Amnesty International’s Security Lab has confirmed that at least four Kazakhstani civil society activists have had their mobile devices infected with NSO Group’s Pegasus spyware. A forensic analysis shows that all four activists had been targeted and their devices infected from as early as June 2021, Amnesty International said today.
“This case adds to an already mounting pile of evidence that NSO’s spyware is the weapon of choice for governments seeking to silence social movements and crush dissent. States across the globe must immediately implement a moratorium on the export, sale and use of surveillance equipment until a human rights-compliant regulatory framework is in place,” Marie Struthers, Amnesty International’s Director for Eastern Europe and Central Asia, said.
Amnesty International’s Security Lab conducted forensic analysis on the phones of nine Kazakhstani human rights activists. Amnesty International was able to confirm that four individuals’ devices were infected with the Pegasus spyware. Three of the victims, Tamina Ospanova, Dimash Alzhanov and Aizat Abilseit, had previously received a “state-sponsored attacker” warning from Apple on 24 November. Apple sent these notifications to individuals they believed may have been targeted by NSO Group’s Pegasus spyware. The fourth victim, Darkhan Sharipov, did not receive this notification, which suggests that the notified individuals represent only a fraction of the human rights activists targeted with the Pegasus spyware in Kazakhstan.
All of the victims belong to the civic youth movement “Oyan, Qazaqstan” (Wake Up, Kazakhstan). The victims are friends of Temirlan Ensebek, whose satirical blogging on Instagram is under criminal investigation.
The mobile devices of all four activists were infected with the spyware between 3 and 5 June 2021. On 5 June, “Oyan, Qazaqstan” was hosting one of their public #Seruen events where activists could meet face-to-face in public spaces. The surveillance campaign continued until at least July 2021.

_Record set:_
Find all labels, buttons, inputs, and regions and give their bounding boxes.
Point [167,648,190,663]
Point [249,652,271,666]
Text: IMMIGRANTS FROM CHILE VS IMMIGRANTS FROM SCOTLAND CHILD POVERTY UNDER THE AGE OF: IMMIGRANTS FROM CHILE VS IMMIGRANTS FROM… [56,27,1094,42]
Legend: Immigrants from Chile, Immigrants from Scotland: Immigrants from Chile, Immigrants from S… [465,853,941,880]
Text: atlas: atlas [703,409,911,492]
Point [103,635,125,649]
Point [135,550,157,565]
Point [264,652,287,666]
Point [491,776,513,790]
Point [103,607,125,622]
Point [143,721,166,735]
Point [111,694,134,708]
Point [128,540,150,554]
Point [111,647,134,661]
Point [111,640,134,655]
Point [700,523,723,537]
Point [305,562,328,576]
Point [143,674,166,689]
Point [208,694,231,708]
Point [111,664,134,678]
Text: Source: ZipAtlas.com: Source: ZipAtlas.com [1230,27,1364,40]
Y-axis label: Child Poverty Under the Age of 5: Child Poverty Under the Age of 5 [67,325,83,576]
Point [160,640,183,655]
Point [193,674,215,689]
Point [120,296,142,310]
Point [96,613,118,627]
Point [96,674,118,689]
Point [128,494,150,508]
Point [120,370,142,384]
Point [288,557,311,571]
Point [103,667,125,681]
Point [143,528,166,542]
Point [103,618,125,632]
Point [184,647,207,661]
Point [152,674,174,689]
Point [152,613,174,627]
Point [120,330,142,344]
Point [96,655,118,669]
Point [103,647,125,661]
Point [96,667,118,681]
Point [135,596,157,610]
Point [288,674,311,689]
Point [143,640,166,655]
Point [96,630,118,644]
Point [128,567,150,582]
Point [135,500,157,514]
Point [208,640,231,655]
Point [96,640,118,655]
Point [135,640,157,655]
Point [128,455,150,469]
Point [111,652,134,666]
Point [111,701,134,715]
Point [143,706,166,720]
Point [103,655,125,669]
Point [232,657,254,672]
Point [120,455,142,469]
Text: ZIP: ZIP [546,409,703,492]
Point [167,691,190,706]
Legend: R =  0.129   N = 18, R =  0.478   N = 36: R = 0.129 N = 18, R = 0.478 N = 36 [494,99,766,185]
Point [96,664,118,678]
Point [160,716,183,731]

_Work instruction:_
According to the report on Pegasus spyware in Kazakhstan, why does the case of Darkhan Sharipov suggest that more activists were targeted than those Apple notified? Answer in one to three sentences.

_The answer:_
Darkhan Sharipov's device was confirmed to be infected with Pegasus, yet he did not receive Apple's "state-sponsored attacker" warning. This suggests that the notified individuals represent only a fraction of the human rights activists targeted with the spyware in Kazakhstan.